The exercise
Gather the lines below that include the string "JSON", copying each in full.
─── Exercise input
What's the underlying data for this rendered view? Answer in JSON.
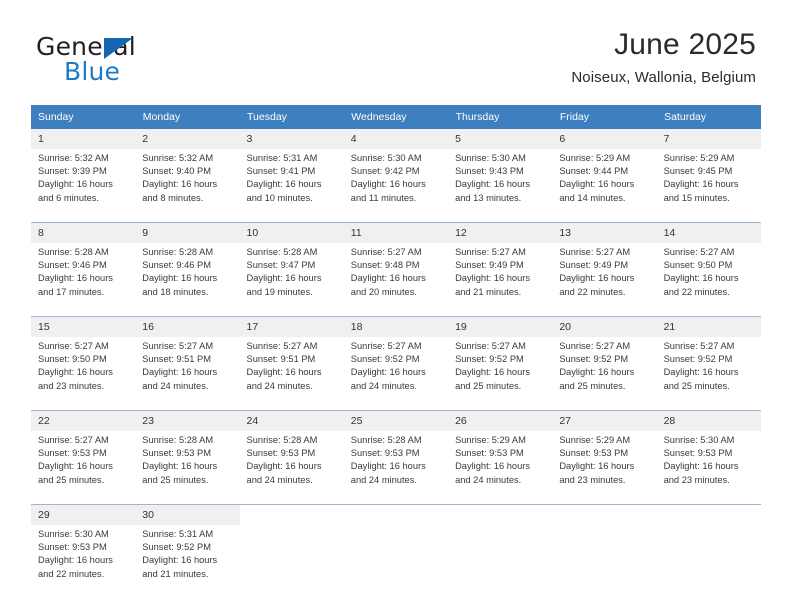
{
  "brand": {
    "name_top": "General",
    "name_bottom": "Blue",
    "triangle_icon": "triangle-icon",
    "color_dark": "#231f20",
    "color_blue": "#1e7ac4"
  },
  "header": {
    "title": "June 2025",
    "subtitle": "Noiseux, Wallonia, Belgium"
  },
  "colors": {
    "header_blue": "#3d7fbf",
    "daynum_band": "#f0f0f0",
    "grid_line": "#9bb7d1",
    "text": "#3a3a3a"
  },
  "weekday_headers": [
    "Sunday",
    "Monday",
    "Tuesday",
    "Wednesday",
    "Thursday",
    "Friday",
    "Saturday"
  ],
  "weeks": [
    [
      {
        "day": "1",
        "sunrise": "Sunrise: 5:32 AM",
        "sunset": "Sunset: 9:39 PM",
        "daylight1": "Daylight: 16 hours",
        "daylight2": "and 6 minutes."
      },
      {
        "day": "2",
        "sunrise": "Sunrise: 5:32 AM",
        "sunset": "Sunset: 9:40 PM",
        "daylight1": "Daylight: 16 hours",
        "daylight2": "and 8 minutes."
      },
      {
        "day": "3",
        "sunrise": "Sunrise: 5:31 AM",
        "sunset": "Sunset: 9:41 PM",
        "daylight1": "Daylight: 16 hours",
        "daylight2": "and 10 minutes."
      },
      {
        "day": "4",
        "sunrise": "Sunrise: 5:30 AM",
        "sunset": "Sunset: 9:42 PM",
        "daylight1": "Daylight: 16 hours",
        "daylight2": "and 11 minutes."
      },
      {
        "day": "5",
        "sunrise": "Sunrise: 5:30 AM",
        "sunset": "Sunset: 9:43 PM",
        "daylight1": "Daylight: 16 hours",
        "daylight2": "and 13 minutes."
      },
      {
        "day": "6",
        "sunrise": "Sunrise: 5:29 AM",
        "sunset": "Sunset: 9:44 PM",
        "daylight1": "Daylight: 16 hours",
        "daylight2": "and 14 minutes."
      },
      {
        "day": "7",
        "sunrise": "Sunrise: 5:29 AM",
        "sunset": "Sunset: 9:45 PM",
        "daylight1": "Daylight: 16 hours",
        "daylight2": "and 15 minutes."
      }
    ],
    [
      {
        "day": "8",
        "sunrise": "Sunrise: 5:28 AM",
        "sunset": "Sunset: 9:46 PM",
        "daylight1": "Daylight: 16 hours",
        "daylight2": "and 17 minutes."
      },
      {
        "day": "9",
        "sunrise": "Sunrise: 5:28 AM",
        "sunset": "Sunset: 9:46 PM",
        "daylight1": "Daylight: 16 hours",
        "daylight2": "and 18 minutes."
      },
      {
        "day": "10",
        "sunrise": "Sunrise: 5:28 AM",
        "sunset": "Sunset: 9:47 PM",
        "daylight1": "Daylight: 16 hours",
        "daylight2": "and 19 minutes."
      },
      {
        "day": "11",
        "sunrise": "Sunrise: 5:27 AM",
        "sunset": "Sunset: 9:48 PM",
        "daylight1": "Daylight: 16 hours",
        "daylight2": "and 20 minutes."
      },
      {
        "day": "12",
        "sunrise": "Sunrise: 5:27 AM",
        "sunset": "Sunset: 9:49 PM",
        "daylight1": "Daylight: 16 hours",
        "daylight2": "and 21 minutes."
      },
      {
        "day": "13",
        "sunrise": "Sunrise: 5:27 AM",
        "sunset": "Sunset: 9:49 PM",
        "daylight1": "Daylight: 16 hours",
        "daylight2": "and 22 minutes."
      },
      {
        "day": "14",
        "sunrise": "Sunrise: 5:27 AM",
        "sunset": "Sunset: 9:50 PM",
        "daylight1": "Daylight: 16 hours",
        "daylight2": "and 22 minutes."
      }
    ],
    [
      {
        "day": "15",
        "sunrise": "Sunrise: 5:27 AM",
        "sunset": "Sunset: 9:50 PM",
        "daylight1": "Daylight: 16 hours",
        "daylight2": "and 23 minutes."
      },
      {
        "day": "16",
        "sunrise": "Sunrise: 5:27 AM",
        "sunset": "Sunset: 9:51 PM",
        "daylight1": "Daylight: 16 hours",
        "daylight2": "and 24 minutes."
      },
      {
        "day": "17",
        "sunrise": "Sunrise: 5:27 AM",
        "sunset": "Sunset: 9:51 PM",
        "daylight1": "Daylight: 16 hours",
        "daylight2": "and 24 minutes."
      },
      {
        "day": "18",
        "sunrise": "Sunrise: 5:27 AM",
        "sunset": "Sunset: 9:52 PM",
        "daylight1": "Daylight: 16 hours",
        "daylight2": "and 24 minutes."
      },
      {
        "day": "19",
        "sunrise": "Sunrise: 5:27 AM",
        "sunset": "Sunset: 9:52 PM",
        "daylight1": "Daylight: 16 hours",
        "daylight2": "and 25 minutes."
      },
      {
        "day": "20",
        "sunrise": "Sunrise: 5:27 AM",
        "sunset": "Sunset: 9:52 PM",
        "daylight1": "Daylight: 16 hours",
        "daylight2": "and 25 minutes."
      },
      {
        "day": "21",
        "sunrise": "Sunrise: 5:27 AM",
        "sunset": "Sunset: 9:52 PM",
        "daylight1": "Daylight: 16 hours",
        "daylight2": "and 25 minutes."
      }
    ],
    [
      {
        "day": "22",
        "sunrise": "Sunrise: 5:27 AM",
        "sunset": "Sunset: 9:53 PM",
        "daylight1": "Daylight: 16 hours",
        "daylight2": "and 25 minutes."
      },
      {
        "day": "23",
        "sunrise": "Sunrise: 5:28 AM",
        "sunset": "Sunset: 9:53 PM",
        "daylight1": "Daylight: 16 hours",
        "daylight2": "and 25 minutes."
      },
      {
        "day": "24",
        "sunrise": "Sunrise: 5:28 AM",
        "sunset": "Sunset: 9:53 PM",
        "daylight1": "Daylight: 16 hours",
        "daylight2": "and 24 minutes."
      },
      {
        "day": "25",
        "sunrise": "Sunrise: 5:28 AM",
        "sunset": "Sunset: 9:53 PM",
        "daylight1": "Daylight: 16 hours",
        "daylight2": "and 24 minutes."
      },
      {
        "day": "26",
        "sunrise": "Sunrise: 5:29 AM",
        "sunset": "Sunset: 9:53 PM",
        "daylight1": "Daylight: 16 hours",
        "daylight2": "and 24 minutes."
      },
      {
        "day": "27",
        "sunrise": "Sunrise: 5:29 AM",
        "sunset": "Sunset: 9:53 PM",
        "daylight1": "Daylight: 16 hours",
        "daylight2": "and 23 minutes."
      },
      {
        "day": "28",
        "sunrise": "Sunrise: 5:30 AM",
        "sunset": "Sunset: 9:53 PM",
        "daylight1": "Daylight: 16 hours",
        "daylight2": "and 23 minutes."
      }
    ],
    [
      {
        "day": "29",
        "sunrise": "Sunrise: 5:30 AM",
        "sunset": "Sunset: 9:53 PM",
        "daylight1": "Daylight: 16 hours",
        "daylight2": "and 22 minutes."
      },
      {
        "day": "30",
        "sunrise": "Sunrise: 5:31 AM",
        "sunset": "Sunset: 9:52 PM",
        "daylight1": "Daylight: 16 hours",
        "daylight2": "and 21 minutes."
      },
      {
        "day": "",
        "sunrise": "",
        "sunset": "",
        "daylight1": "",
        "daylight2": ""
      },
      {
        "day": "",
        "sunrise": "",
        "sunset": "",
        "daylight1": "",
        "daylight2": ""
      },
      {
        "day": "",
        "sunrise": "",
        "sunset": "",
        "daylight1": "",
        "daylight2": ""
      },
      {
        "day": "",
        "sunrise": "",
        "sunset": "",
        "daylight1": "",
        "daylight2": ""
      },
      {
        "day": "",
        "sunrise": "",
        "sunset": "",
        "daylight1": "",
        "daylight2": ""
      }
    ]
  ]
}
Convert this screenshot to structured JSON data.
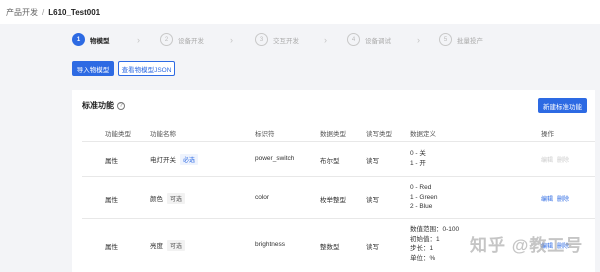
──────
Result for this exercise
What's the underlying data for this rendered view? Answer in JSON.
Convert this screenshot to structured JSON data.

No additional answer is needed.